Element position data
------

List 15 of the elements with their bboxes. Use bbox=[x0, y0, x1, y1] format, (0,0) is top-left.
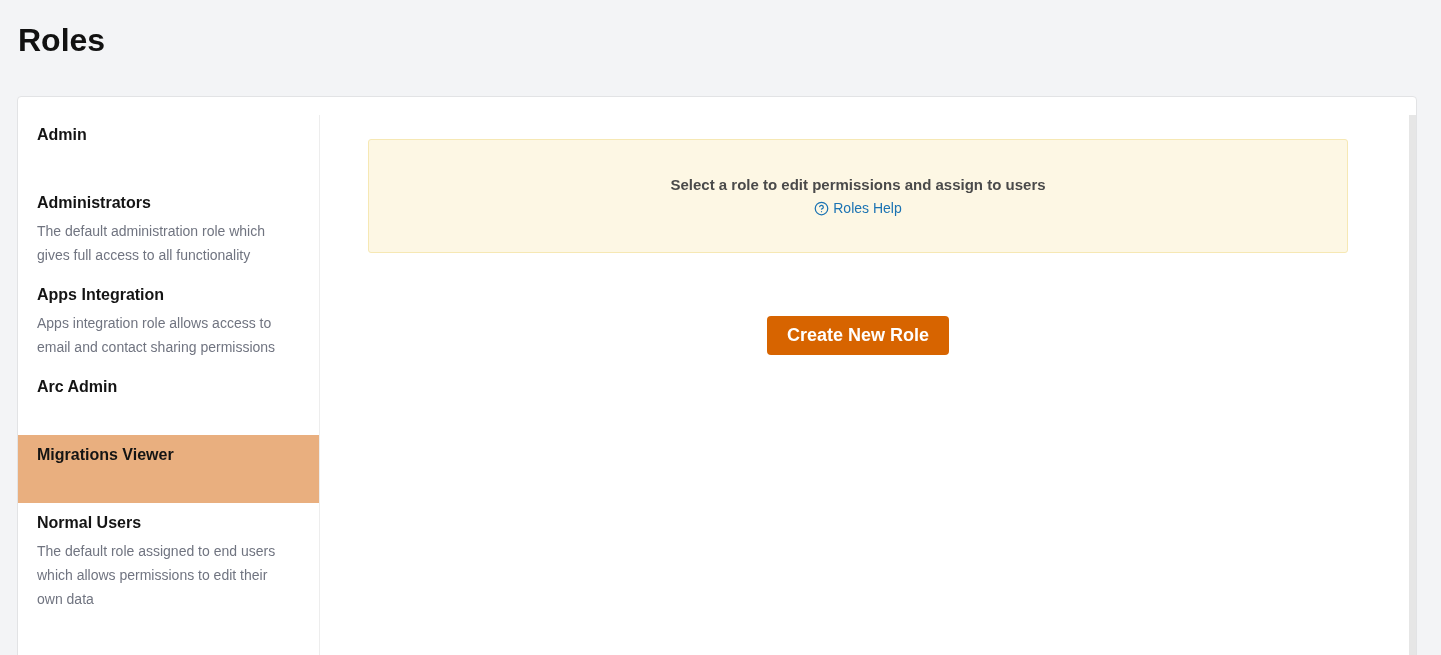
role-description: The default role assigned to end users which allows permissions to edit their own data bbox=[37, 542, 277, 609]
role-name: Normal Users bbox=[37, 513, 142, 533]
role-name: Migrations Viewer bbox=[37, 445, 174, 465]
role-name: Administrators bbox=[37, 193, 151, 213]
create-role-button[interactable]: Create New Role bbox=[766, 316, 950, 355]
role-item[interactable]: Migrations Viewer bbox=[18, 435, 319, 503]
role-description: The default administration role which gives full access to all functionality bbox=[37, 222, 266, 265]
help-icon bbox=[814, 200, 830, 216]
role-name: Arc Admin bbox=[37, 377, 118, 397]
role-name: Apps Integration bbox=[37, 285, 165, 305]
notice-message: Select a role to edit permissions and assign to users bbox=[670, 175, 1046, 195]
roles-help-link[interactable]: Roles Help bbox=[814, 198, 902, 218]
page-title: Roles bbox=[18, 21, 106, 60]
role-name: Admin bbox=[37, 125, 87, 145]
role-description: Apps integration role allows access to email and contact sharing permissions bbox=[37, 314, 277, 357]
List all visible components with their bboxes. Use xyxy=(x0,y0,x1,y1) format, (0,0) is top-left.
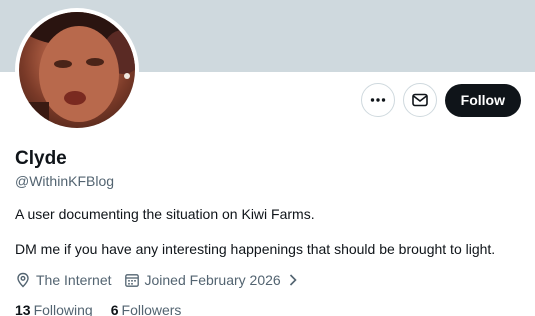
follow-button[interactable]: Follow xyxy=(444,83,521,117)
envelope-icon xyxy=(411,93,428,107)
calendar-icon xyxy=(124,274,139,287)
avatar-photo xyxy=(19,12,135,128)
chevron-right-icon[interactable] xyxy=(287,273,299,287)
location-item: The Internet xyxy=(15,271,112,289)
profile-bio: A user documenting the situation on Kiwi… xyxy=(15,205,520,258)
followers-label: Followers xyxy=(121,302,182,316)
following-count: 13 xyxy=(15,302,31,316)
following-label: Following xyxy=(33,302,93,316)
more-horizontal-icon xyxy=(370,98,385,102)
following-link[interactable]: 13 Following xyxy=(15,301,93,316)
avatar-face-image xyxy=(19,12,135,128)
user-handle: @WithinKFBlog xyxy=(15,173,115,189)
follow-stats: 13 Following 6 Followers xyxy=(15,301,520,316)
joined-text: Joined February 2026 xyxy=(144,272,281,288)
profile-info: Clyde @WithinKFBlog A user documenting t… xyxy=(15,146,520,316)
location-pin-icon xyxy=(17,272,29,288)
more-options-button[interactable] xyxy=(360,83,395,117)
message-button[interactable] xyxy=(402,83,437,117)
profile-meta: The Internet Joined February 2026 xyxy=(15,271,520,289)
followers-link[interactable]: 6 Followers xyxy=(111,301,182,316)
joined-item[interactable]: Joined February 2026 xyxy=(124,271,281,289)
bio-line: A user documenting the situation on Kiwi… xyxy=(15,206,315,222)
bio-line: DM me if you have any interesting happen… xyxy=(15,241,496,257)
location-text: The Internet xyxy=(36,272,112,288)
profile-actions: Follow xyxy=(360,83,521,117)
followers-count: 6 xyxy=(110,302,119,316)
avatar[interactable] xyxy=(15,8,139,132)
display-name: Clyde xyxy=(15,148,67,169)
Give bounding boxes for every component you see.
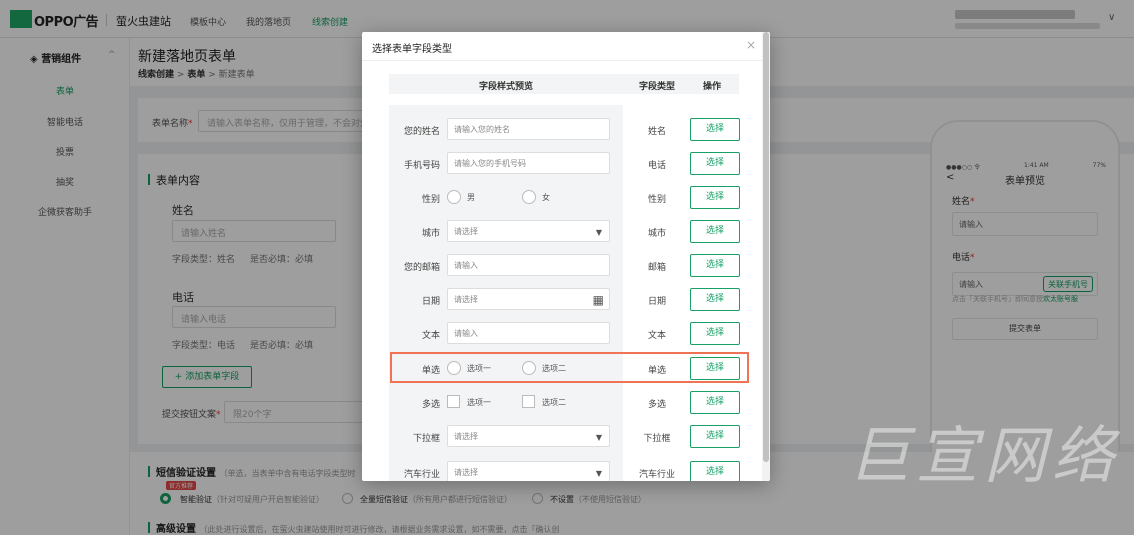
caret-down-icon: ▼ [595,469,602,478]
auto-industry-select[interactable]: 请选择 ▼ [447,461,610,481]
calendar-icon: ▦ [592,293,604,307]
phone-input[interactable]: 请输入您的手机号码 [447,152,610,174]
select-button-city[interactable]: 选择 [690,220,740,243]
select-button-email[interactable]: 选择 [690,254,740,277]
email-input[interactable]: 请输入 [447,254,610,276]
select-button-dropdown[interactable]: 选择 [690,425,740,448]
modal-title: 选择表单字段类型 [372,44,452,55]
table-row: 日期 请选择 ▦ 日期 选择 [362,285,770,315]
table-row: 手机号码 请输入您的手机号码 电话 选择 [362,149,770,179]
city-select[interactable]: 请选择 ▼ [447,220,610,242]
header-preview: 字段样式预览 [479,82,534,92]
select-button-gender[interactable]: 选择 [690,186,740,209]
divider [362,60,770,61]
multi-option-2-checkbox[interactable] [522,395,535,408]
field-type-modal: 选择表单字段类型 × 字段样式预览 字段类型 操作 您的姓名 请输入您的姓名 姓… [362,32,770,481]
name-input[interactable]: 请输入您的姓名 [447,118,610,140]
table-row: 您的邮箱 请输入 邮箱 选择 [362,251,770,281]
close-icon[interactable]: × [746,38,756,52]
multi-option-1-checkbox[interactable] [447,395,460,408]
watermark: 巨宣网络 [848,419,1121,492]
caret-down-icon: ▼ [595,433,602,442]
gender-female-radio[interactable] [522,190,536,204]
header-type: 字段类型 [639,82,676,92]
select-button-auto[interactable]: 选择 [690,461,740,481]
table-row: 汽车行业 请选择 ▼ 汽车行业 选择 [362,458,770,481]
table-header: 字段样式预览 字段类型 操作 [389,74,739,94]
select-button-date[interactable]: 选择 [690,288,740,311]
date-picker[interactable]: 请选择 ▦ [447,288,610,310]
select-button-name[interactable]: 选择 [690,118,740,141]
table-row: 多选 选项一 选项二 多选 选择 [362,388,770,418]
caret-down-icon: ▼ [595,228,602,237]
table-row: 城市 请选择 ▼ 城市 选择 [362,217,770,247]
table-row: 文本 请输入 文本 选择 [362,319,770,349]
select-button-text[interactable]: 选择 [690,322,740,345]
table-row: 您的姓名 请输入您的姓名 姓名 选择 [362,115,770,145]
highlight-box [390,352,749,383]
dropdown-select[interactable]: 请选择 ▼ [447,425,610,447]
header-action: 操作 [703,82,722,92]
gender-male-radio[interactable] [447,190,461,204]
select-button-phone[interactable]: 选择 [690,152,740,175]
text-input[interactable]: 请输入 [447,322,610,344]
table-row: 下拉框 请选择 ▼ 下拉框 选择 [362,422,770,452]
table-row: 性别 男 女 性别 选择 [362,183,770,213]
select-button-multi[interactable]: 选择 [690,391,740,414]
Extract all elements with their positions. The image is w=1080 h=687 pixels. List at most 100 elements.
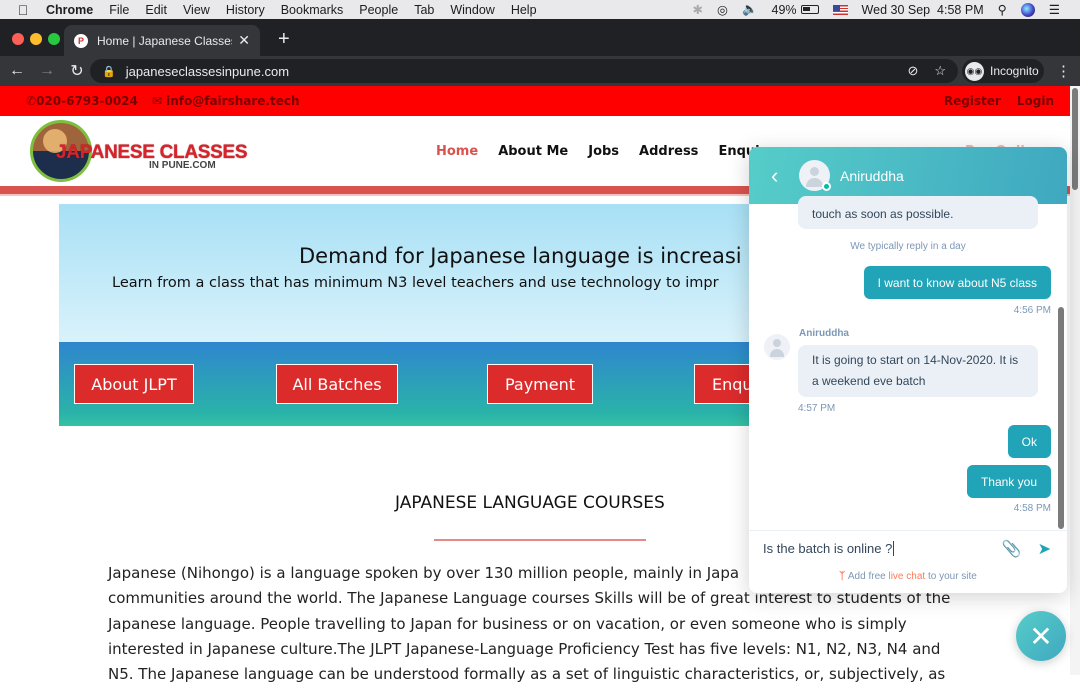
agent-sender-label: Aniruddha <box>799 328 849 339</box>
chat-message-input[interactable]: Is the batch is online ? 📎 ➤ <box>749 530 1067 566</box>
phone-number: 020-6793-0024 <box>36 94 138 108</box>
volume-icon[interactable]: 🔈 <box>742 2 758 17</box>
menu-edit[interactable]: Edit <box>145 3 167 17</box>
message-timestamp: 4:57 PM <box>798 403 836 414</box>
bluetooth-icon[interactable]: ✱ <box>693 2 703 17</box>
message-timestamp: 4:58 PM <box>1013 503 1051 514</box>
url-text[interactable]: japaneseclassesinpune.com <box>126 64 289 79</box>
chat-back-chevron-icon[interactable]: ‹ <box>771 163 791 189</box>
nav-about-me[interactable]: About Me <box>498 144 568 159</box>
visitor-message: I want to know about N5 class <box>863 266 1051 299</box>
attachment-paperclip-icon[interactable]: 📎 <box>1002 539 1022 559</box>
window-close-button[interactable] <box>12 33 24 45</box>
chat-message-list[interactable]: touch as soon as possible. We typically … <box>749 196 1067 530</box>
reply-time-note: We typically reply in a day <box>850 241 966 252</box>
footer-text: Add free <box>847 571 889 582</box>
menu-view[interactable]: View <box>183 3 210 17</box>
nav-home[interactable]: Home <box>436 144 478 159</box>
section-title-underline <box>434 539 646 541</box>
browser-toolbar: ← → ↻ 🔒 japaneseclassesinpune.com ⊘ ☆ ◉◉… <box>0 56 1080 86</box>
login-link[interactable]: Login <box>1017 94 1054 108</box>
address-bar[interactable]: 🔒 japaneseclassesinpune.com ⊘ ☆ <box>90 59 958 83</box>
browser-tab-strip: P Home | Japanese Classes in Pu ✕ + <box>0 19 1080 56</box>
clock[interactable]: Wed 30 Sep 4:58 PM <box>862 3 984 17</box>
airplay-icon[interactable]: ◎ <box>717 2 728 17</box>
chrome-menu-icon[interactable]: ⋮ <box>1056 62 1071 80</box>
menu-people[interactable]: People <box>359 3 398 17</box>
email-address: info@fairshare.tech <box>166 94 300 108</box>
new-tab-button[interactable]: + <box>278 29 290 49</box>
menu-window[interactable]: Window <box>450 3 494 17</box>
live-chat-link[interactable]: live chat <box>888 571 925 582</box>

------

→ **What is required**: Update the part of the items that opens with the line containing "caret-down-icon: ▼ [595,469,602,478]" and closes with the line containing "field-type-modal: 选择表单字段类型 ×" by replacing "table-row" with "form-row", and return only those lines with nothing else altered.

→ **Problem solution**:
caret-down-icon: ▼ [595,469,602,478]
auto-industry-select[interactable]: 请选择 ▼ [447,461,610,481]
calendar-icon: ▦ [592,293,604,307]
phone-input[interactable]: 请输入您的手机号码 [447,152,610,174]
select-button-city[interactable]: 选择 [690,220,740,243]
select-button-email[interactable]: 选择 [690,254,740,277]
email-input[interactable]: 请输入 [447,254,610,276]
select-button-dropdown[interactable]: 选择 [690,425,740,448]
modal-title: 选择表单字段类型 [372,44,452,55]
form-row: 日期 请选择 ▦ 日期 选择 [362,285,770,315]
form-row: 手机号码 请输入您的手机号码 电话 选择 [362,149,770,179]
city-select[interactable]: 请选择 ▼ [447,220,610,242]
header-preview: 字段样式预览 [479,82,534,92]
select-button-gender[interactable]: 选择 [690,186,740,209]
divider [362,60,770,61]
multi-option-2-checkbox[interactable] [522,395,535,408]
field-type-modal: 选择表单字段类型 × 字段样式预览 字段类型 操作 您的姓名 请输入您的姓名 姓… [362,32,770,481]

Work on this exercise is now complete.